Stated task: Select every line containing the word "compar" from the material, and copy those lines.

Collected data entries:
--- START ---

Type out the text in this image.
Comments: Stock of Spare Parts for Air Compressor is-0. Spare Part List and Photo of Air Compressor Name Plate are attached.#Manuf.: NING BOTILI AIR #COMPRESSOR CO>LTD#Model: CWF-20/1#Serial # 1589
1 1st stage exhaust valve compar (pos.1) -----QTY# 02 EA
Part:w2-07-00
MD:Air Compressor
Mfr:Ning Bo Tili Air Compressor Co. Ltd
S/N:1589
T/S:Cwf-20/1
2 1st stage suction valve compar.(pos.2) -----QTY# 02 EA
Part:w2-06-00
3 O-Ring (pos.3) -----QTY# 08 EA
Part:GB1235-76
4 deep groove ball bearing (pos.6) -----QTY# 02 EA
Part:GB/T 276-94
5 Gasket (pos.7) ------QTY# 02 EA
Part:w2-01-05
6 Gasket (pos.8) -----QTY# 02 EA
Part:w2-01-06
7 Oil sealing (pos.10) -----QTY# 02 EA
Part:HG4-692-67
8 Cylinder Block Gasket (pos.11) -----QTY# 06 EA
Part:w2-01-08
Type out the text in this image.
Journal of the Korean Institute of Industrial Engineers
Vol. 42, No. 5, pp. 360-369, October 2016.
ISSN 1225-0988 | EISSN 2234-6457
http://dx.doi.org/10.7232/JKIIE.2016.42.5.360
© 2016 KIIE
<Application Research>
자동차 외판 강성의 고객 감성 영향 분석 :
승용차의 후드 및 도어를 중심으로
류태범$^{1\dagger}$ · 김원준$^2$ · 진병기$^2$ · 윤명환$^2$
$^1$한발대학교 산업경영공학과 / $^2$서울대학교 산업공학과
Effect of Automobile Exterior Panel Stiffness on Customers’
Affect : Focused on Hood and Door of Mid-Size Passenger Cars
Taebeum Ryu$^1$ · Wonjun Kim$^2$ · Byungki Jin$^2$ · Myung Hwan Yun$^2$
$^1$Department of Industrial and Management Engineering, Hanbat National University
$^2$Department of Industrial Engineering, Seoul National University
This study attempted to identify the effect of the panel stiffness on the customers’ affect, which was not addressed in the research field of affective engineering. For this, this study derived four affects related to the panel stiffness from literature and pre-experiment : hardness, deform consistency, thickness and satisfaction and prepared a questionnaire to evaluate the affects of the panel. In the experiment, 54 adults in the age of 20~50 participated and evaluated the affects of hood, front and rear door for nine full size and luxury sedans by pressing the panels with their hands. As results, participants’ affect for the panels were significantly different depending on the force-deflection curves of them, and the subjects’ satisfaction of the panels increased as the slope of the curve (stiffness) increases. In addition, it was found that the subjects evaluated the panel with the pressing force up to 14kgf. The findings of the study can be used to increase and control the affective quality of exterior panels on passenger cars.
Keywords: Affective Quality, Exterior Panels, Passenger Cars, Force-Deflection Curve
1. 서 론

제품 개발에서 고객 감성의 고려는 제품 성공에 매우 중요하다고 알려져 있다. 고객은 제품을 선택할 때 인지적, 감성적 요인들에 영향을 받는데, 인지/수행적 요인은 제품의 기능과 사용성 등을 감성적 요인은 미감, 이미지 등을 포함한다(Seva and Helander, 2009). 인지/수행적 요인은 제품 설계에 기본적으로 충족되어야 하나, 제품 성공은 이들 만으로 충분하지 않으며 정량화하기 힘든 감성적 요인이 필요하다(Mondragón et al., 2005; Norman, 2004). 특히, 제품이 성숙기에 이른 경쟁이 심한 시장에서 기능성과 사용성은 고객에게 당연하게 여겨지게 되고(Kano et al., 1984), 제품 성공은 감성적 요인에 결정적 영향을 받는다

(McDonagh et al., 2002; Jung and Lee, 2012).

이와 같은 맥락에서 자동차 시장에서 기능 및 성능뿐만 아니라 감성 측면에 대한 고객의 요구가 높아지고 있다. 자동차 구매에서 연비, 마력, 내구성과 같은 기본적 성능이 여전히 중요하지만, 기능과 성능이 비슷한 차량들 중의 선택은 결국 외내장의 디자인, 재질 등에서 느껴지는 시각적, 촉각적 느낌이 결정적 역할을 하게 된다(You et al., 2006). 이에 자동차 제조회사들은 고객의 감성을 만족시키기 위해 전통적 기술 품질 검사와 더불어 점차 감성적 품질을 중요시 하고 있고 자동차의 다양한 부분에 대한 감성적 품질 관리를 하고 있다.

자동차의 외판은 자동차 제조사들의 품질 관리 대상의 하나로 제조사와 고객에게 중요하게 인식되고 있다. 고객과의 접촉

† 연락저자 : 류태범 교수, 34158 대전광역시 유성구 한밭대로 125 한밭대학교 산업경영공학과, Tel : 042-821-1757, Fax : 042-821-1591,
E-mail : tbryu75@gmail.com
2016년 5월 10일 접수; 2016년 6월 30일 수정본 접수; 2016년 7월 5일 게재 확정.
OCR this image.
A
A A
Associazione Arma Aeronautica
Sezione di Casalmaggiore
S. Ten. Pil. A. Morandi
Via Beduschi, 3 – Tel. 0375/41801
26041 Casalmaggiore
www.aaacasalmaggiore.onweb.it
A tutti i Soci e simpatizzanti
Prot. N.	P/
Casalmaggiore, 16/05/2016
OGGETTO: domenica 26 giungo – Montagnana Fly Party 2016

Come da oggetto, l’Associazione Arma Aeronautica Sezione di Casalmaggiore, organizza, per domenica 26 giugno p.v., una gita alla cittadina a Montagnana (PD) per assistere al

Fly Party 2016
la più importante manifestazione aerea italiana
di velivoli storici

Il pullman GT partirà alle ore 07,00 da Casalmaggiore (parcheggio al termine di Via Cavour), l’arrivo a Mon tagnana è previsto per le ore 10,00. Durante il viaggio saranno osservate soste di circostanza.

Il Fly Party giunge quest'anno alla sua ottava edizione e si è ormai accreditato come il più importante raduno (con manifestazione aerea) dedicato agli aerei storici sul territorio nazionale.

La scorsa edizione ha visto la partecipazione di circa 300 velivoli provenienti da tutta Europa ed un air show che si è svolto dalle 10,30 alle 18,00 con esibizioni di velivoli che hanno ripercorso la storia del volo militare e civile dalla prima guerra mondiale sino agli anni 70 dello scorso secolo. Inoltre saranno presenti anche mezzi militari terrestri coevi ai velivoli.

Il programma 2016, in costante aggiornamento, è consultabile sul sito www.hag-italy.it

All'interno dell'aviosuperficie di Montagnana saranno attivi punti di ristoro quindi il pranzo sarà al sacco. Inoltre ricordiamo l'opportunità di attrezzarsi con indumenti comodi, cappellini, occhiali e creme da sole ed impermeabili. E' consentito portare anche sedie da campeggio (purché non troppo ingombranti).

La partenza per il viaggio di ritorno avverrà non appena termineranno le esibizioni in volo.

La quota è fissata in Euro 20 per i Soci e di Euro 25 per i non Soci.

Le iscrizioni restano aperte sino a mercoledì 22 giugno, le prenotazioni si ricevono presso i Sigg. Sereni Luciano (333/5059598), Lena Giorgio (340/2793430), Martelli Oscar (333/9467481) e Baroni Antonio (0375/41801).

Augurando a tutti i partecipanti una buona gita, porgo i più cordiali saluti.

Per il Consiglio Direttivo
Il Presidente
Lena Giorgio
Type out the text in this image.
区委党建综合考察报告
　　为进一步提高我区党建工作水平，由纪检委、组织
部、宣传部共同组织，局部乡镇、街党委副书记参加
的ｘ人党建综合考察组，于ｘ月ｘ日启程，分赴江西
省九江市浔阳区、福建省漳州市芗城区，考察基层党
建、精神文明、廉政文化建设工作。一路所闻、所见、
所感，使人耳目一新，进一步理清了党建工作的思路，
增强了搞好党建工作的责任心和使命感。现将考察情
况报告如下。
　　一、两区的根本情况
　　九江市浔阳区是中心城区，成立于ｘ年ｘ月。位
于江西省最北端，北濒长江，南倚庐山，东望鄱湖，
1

--- END ---

Task response:
1 1st stage exhaust valve compar (pos.1) -----QTY# 02 EA
2 1st stage suction valve compar.(pos.2) -----QTY# 02 EA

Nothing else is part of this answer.